- **Problems and tasks**
[A] From the passage on U.S. foreign policy, pull out the stretch from "The problem with" through "in limited cases.", word for word.
[B] In the passage on U.S. foreign policy, which Middle Eastern states are named as the dominant ones that require policing?

Why would other states go along with U.S. preferences? In some cases, they will see the same inherent benefits as America. This applies best to Europe, already America's most frequent partner. More generally, economic openness tends to be its own reward. Most major powers also have a stake in avoiding large-scale conflicts, slowing the spread of technologies that threaten them, and maintaining a free flow of oil and gas. Cooperation with the United States will bring benefits in the form of shared technology and capital. At least as important is the status that the United States can confer on its partners. Both Russia and China clearly want to be seen as great powers, as members of the inner circle shaping international relations. Only by working with the United States can they and the U.N. Security Council avoid being regularly bypassed.
Still, consultations alone -- even consultations buttressed by incentives -- will not bring about consensus in every area. Persuasion has its limits. The major powers may not agree on general rules; even when they do, they may not agree on how to apply them in a particular situation. In such circumstances, it makes little sense for the United States to work in vain for the emergence of international consensus, guaranteeing only inaction or a lowest common denominator and hence ineffective foreign policy.
The other extreme, unilateralism, likewise has little appeal. On its own, the United States can do little to promote order. Too many of today's challenges -- protectionism, proliferation, genocide -- cannot be solved by one nation alone, either because cooperation is necessary to combat the problem, resources are limited, or both. The benefits of multilateralism outweigh its tendency to constrain American means and dilute American goals. In addition to distributing the burden of promoting order, multilateralism can restrain the impulses of others, reduce opposition to U.S. actions, and increase the chances of policy success.
What, then, are the options that fall between perfect internationalism and unilateralism? One idea, put forward by Samuel P. Huntington and others, is dependence on regional powers, sometimes referred to as "pivotal states." There are serious problems with this idea, however. In several regions, the strongest state is not accepted as a legitimate policeman by its weaker neighbors: consider India, Israel, and China. Worse yet, in the Middle East, for example, it is the dominant states (Iran and Iraq) that require policing.
A better option is regionalism. Regionalism is not to be confused with assigning the task of promoting order to regional hegemons. The former involves building consensus and capacity on a regional scale, the latter the assertion of dominance by a single actor over its neighbors.
The problem with regionalism is that in many regions -- Northeast Asia, South Asia, the Levant, the Persian Gulf -- the principal states do not agree on what constitutes regional order. In other regions such as Europe, the problem is primarily one of capacity. Europe needs far more military muscle -- and the ability to speak with a common voice -- to play an effective role on the continent or beyond. The same holds for Latin America. In Africa, disagreement and a lack of consensus limit what the principal regional organization (the Organization of African Unity) can do, although subregional organizations have done some good in limited cases.

- **Provided records**

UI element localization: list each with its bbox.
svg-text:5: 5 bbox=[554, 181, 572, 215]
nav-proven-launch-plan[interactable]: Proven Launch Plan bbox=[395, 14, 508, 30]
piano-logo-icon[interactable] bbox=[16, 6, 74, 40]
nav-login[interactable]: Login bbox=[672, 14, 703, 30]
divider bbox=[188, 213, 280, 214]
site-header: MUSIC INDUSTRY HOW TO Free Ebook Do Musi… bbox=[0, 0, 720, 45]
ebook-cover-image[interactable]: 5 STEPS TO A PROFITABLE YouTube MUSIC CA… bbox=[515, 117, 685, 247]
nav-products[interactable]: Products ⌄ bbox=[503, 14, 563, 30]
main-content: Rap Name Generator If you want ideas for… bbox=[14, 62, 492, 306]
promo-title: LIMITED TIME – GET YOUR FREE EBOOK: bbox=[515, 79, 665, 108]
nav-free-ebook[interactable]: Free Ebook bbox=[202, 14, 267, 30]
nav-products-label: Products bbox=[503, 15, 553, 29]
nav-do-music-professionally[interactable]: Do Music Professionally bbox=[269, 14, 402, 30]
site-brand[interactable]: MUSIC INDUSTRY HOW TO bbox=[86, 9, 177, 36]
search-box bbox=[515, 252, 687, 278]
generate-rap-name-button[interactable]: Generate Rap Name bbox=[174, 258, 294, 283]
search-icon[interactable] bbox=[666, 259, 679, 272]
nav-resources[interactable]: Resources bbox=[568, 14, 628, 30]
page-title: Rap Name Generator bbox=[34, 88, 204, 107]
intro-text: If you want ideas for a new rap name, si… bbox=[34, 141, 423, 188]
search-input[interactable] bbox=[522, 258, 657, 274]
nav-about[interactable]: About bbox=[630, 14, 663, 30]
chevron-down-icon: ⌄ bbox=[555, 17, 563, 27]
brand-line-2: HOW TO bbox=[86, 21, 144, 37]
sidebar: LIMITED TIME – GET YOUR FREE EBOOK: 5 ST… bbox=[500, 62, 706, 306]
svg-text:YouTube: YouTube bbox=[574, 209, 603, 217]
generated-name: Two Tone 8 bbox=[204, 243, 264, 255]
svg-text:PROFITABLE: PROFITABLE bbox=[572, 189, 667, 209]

- **Solved tasks**
[A]
The problem with regionalism is that in many regions -- Northeast Asia, South Asia, the Levant, the Persian Gulf -- the principal states do not agree on what constitutes regional order. In other regions such as Europe, the problem is primarily one of capacity. Europe needs far more military muscle -- and the ability to speak with a common voice -- to play an effective role on the continent or beyond. The same holds for Latin America. In Africa, disagreement and a lack of consensus limit what the principal regional organization (the Organization of African Unity) can do, although subregional organizations have done some good in limited cases.

[B] Iran and Iraq.